▶ _Directions for this task_
Copy each line in which the string "structured" occurs.

▶ _Entries with figure data_
══════════
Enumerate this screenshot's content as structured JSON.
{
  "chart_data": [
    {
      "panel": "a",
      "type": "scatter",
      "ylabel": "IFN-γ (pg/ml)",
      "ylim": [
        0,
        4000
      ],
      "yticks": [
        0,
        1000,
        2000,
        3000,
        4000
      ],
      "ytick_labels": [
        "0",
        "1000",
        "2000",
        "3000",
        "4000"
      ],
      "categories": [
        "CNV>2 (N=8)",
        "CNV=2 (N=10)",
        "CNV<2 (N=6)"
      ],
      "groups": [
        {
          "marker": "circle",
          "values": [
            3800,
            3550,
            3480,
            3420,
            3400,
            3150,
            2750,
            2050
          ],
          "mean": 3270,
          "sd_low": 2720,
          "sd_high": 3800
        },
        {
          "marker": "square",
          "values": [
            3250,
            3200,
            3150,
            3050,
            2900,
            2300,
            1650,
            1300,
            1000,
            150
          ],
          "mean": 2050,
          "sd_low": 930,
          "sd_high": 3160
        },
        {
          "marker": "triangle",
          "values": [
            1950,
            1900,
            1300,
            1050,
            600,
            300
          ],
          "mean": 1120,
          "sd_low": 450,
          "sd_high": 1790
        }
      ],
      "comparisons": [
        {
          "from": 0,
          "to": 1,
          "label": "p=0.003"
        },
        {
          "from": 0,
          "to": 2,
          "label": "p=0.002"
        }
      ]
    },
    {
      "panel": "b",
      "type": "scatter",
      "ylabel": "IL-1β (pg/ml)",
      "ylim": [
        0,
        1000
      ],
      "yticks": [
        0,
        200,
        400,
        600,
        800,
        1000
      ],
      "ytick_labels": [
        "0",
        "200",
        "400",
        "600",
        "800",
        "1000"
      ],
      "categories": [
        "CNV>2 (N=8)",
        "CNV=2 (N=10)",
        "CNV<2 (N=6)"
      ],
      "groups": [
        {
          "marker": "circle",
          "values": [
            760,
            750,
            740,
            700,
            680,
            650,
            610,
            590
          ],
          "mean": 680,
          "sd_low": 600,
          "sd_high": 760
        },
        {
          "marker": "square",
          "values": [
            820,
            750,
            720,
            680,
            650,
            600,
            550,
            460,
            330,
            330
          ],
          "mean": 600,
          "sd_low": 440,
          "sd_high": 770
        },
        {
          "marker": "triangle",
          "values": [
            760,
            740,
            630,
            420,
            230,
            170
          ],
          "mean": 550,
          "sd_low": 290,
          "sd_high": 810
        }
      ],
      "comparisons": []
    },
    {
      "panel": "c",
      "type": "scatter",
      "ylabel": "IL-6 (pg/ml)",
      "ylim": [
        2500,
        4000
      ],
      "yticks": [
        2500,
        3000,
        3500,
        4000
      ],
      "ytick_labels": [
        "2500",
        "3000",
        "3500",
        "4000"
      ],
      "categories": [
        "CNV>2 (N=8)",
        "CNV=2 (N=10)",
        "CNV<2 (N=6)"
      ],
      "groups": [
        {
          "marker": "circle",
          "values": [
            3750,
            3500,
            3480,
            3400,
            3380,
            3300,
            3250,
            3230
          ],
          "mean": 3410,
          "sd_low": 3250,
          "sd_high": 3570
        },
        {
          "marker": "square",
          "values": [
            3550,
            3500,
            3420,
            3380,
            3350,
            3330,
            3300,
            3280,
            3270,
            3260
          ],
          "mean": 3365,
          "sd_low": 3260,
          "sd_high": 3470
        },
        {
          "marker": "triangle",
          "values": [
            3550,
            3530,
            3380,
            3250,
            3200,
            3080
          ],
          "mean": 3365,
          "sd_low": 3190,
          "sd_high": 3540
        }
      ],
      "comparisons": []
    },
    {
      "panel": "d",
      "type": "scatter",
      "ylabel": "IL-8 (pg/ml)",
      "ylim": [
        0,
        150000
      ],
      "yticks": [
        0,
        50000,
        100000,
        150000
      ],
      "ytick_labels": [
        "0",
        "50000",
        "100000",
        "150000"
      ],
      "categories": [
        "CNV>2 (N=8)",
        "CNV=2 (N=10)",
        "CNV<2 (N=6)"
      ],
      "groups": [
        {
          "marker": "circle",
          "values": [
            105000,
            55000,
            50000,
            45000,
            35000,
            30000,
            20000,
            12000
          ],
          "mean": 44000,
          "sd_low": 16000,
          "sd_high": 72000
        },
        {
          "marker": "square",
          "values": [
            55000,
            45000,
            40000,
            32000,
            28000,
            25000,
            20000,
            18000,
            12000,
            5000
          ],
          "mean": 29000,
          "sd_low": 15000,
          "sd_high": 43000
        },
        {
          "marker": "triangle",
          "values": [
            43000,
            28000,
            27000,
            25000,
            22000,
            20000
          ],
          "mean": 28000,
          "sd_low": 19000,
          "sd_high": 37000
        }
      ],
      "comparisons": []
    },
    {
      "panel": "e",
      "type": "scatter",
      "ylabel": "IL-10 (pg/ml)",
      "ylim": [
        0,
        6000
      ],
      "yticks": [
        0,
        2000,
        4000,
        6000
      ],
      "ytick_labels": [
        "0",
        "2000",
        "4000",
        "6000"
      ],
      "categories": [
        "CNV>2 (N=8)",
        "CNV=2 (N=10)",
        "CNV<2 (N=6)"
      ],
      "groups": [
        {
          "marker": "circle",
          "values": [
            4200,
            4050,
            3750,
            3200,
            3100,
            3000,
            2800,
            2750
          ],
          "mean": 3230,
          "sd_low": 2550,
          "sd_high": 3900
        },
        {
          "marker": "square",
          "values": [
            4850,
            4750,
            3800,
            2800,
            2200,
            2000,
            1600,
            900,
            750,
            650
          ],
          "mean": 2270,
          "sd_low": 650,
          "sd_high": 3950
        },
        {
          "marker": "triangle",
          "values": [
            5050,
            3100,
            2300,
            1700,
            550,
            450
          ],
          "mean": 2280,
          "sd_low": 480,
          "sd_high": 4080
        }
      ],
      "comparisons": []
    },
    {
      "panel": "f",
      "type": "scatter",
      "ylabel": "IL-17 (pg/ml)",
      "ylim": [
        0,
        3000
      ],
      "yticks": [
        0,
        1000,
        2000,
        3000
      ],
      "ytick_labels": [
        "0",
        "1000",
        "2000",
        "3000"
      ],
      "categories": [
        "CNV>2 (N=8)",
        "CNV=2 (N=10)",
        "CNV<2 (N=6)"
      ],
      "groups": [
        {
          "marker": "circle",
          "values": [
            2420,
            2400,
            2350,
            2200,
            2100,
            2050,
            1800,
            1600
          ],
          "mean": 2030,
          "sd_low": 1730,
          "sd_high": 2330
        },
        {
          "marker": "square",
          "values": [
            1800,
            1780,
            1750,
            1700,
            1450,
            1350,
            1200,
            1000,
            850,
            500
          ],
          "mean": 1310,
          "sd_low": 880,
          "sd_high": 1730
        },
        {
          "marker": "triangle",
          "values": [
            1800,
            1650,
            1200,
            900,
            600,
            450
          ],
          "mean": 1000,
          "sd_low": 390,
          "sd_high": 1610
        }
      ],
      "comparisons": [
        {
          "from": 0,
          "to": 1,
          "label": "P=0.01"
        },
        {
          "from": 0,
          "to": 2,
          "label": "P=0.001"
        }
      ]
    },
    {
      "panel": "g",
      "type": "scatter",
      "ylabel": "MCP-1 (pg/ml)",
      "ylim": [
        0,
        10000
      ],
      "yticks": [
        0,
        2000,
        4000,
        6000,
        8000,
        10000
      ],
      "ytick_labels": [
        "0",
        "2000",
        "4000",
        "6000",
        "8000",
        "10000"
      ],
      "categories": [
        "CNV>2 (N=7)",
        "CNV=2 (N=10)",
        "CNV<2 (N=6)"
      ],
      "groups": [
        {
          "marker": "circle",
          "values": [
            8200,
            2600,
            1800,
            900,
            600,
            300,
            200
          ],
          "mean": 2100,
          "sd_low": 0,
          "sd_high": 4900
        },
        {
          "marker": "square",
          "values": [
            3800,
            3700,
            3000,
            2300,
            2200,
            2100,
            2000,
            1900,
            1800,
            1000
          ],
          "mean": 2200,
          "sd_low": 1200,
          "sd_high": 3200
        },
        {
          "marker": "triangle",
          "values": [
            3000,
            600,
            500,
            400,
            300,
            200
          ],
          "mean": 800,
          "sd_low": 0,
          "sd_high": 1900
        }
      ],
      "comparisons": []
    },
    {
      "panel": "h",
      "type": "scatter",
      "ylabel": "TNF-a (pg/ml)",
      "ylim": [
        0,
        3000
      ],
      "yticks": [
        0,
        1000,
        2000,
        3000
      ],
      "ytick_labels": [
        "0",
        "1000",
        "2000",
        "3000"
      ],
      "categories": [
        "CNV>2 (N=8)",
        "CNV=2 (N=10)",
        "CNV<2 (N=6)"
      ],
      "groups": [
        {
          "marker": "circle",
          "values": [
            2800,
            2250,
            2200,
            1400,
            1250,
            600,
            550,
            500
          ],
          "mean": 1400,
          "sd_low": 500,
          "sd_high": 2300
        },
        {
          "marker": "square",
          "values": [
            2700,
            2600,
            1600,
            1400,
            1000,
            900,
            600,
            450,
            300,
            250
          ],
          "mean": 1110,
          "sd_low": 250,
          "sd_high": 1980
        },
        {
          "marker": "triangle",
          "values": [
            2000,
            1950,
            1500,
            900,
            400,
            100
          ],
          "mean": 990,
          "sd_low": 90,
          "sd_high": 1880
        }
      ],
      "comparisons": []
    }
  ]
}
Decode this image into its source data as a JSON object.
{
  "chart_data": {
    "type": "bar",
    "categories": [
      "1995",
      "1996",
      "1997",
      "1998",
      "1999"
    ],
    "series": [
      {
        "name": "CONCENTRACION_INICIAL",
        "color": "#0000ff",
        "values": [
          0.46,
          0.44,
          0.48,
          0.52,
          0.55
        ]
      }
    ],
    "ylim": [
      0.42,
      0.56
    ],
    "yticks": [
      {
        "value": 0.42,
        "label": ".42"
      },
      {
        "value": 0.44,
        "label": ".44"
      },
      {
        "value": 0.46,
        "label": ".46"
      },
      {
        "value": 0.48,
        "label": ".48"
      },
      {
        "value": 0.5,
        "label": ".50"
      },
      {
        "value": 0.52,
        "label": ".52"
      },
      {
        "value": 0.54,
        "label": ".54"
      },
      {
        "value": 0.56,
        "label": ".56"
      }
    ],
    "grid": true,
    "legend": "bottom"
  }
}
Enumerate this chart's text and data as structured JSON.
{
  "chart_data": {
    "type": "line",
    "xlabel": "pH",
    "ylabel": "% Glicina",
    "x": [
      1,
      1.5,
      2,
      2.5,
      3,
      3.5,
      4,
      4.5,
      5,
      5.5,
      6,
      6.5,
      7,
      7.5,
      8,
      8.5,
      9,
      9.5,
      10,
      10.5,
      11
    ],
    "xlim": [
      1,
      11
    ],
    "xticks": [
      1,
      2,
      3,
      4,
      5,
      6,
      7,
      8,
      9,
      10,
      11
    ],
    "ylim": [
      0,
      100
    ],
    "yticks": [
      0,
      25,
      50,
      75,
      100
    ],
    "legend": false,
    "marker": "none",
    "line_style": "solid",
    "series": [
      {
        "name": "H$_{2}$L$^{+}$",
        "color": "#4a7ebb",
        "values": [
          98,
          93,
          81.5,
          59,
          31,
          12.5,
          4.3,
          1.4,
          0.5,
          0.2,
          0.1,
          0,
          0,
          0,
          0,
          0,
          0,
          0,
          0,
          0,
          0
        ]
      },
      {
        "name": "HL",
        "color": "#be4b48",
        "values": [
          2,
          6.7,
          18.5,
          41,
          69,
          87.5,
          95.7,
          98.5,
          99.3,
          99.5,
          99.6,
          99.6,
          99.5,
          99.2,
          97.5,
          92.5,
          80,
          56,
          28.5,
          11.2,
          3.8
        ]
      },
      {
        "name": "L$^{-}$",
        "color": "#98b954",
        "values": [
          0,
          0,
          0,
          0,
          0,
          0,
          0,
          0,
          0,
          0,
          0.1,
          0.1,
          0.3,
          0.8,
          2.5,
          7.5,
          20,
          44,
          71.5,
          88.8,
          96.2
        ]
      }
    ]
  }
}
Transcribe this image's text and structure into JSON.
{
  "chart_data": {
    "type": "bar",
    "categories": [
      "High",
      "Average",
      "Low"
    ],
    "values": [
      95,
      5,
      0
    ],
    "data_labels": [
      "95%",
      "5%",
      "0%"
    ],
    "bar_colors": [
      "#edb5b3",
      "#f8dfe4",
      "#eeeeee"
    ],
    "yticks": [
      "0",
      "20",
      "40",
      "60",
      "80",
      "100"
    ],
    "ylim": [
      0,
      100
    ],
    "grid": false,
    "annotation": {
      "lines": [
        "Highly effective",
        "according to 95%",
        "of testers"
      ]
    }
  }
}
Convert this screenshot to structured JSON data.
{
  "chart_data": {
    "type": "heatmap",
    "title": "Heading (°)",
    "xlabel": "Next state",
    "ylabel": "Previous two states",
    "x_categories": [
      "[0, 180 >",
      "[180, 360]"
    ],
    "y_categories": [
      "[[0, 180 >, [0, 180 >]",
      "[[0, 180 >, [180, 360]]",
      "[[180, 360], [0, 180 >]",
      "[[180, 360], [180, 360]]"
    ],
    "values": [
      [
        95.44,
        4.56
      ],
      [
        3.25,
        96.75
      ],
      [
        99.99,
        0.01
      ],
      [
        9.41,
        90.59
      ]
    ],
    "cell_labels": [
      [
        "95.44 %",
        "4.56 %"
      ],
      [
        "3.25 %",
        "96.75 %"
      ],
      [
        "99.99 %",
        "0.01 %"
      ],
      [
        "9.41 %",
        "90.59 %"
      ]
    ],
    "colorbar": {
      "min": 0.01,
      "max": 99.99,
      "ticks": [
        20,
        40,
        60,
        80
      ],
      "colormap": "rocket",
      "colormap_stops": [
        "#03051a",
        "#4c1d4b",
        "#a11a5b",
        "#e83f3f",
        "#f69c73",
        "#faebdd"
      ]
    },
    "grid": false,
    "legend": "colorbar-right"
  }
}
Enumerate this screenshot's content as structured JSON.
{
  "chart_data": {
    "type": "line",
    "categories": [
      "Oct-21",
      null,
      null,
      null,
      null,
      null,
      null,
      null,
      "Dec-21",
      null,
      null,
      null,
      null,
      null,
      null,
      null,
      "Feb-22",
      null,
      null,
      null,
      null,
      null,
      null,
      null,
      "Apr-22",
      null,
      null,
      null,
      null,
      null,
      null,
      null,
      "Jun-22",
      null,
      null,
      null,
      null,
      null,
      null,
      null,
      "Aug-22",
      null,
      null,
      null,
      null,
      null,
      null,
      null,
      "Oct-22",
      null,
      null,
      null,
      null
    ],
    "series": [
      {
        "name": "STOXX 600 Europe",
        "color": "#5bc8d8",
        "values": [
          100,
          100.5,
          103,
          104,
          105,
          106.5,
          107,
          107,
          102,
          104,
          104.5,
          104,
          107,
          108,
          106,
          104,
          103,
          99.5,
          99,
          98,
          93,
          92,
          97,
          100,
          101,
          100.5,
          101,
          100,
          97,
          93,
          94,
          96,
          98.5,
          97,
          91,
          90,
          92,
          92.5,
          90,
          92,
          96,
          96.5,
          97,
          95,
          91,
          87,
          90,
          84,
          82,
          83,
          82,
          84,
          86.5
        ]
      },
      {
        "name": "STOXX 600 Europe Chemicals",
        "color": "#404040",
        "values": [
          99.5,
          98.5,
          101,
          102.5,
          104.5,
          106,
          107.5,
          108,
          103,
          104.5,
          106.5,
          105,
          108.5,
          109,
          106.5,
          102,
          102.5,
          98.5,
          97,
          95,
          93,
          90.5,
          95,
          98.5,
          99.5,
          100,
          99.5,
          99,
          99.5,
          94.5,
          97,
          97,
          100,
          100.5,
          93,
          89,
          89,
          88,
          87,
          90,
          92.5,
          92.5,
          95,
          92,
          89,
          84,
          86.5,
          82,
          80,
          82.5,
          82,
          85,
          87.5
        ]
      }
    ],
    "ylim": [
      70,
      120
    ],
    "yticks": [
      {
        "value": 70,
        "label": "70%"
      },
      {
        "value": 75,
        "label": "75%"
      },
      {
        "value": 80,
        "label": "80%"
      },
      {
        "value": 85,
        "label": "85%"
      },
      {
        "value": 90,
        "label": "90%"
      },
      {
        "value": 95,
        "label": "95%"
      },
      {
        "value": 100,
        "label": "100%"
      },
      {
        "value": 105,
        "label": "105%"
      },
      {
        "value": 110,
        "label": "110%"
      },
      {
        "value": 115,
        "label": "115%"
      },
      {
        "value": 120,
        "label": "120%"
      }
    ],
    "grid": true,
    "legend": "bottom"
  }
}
══════════
▶ _Output for this exercise_
Enumerate this screenshot's content as structured JSON.
Enumerate this chart's text and data as structured JSON.
Convert this screenshot to structured JSON data.
Enumerate this screenshot's content as structured JSON.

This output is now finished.